Extract the line that contains "Give me a plain-text" and every line after it to the end of the records below, exactly as written and nothing else.

• [STORED DATA]:
------------

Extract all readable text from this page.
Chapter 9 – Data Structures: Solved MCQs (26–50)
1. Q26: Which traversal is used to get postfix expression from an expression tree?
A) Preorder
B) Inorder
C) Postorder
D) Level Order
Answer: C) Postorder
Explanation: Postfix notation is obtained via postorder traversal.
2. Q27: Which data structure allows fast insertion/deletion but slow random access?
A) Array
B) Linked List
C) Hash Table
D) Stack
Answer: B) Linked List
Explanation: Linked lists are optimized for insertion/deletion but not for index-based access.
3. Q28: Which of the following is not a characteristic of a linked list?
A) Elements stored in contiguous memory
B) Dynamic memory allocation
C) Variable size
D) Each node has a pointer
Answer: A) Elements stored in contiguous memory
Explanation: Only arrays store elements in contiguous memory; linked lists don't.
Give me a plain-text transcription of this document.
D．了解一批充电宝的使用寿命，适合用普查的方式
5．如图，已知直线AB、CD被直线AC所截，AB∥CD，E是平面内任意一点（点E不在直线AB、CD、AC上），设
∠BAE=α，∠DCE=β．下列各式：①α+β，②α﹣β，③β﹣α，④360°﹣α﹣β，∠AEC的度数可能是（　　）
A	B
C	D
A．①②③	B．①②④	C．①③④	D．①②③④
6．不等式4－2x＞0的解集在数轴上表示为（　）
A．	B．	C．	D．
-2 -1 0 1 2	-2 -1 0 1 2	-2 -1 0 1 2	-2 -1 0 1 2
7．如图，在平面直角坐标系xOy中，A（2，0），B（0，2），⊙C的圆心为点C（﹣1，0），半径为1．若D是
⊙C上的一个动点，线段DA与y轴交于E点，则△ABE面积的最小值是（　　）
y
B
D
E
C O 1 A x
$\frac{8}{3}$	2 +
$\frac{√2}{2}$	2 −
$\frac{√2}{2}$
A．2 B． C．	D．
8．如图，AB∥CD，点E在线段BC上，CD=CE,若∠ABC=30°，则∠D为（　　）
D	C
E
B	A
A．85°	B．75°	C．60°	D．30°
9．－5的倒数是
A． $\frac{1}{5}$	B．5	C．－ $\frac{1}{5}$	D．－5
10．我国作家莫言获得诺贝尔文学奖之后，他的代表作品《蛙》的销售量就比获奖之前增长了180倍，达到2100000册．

------------

• [FINISHED ANSWER]:
Give me a plain-text transcription of this document.
D．了解一批充电宝的使用寿命，适合用普查的方式
5．如图，已知直线AB、CD被直线AC所截，AB∥CD，E是平面内任意一点（点E不在直线AB、CD、AC上），设
∠BAE=α，∠DCE=β．下列各式：①α+β，②α﹣β，③β﹣α，④360°﹣α﹣β，∠AEC的度数可能是（　　）
A	B
C	D
A．①②③	B．①②④	C．①③④	D．①②③④
6．不等式4－2x＞0的解集在数轴上表示为（　）
A．	B．	C．	D．
-2 -1 0 1 2	-2 -1 0 1 2	-2 -1 0 1 2	-2 -1 0 1 2
7．如图，在平面直角坐标系xOy中，A（2，0），B（0，2），⊙C的圆心为点C（﹣1，0），半径为1．若D是
⊙C上的一个动点，线段DA与y轴交于E点，则△ABE面积的最小值是（　　）
y
B
D
E
C O 1 A x
$\frac{8}{3}$	2 +
$\frac{√2}{2}$	2 −
$\frac{√2}{2}$
A．2 B． C．	D．
8．如图，AB∥CD，点E在线段BC上，CD=CE,若∠ABC=30°，则∠D为（　　）
D	C
E
B	A
A．85°	B．75°	C．60°	D．30°
9．－5的倒数是
A． $\frac{1}{5}$	B．5	C．－ $\frac{1}{5}$	D．－5
10．我国作家莫言获得诺贝尔文学奖之后，他的代表作品《蛙》的销售量就比获奖之前增长了180倍，达到2100000册．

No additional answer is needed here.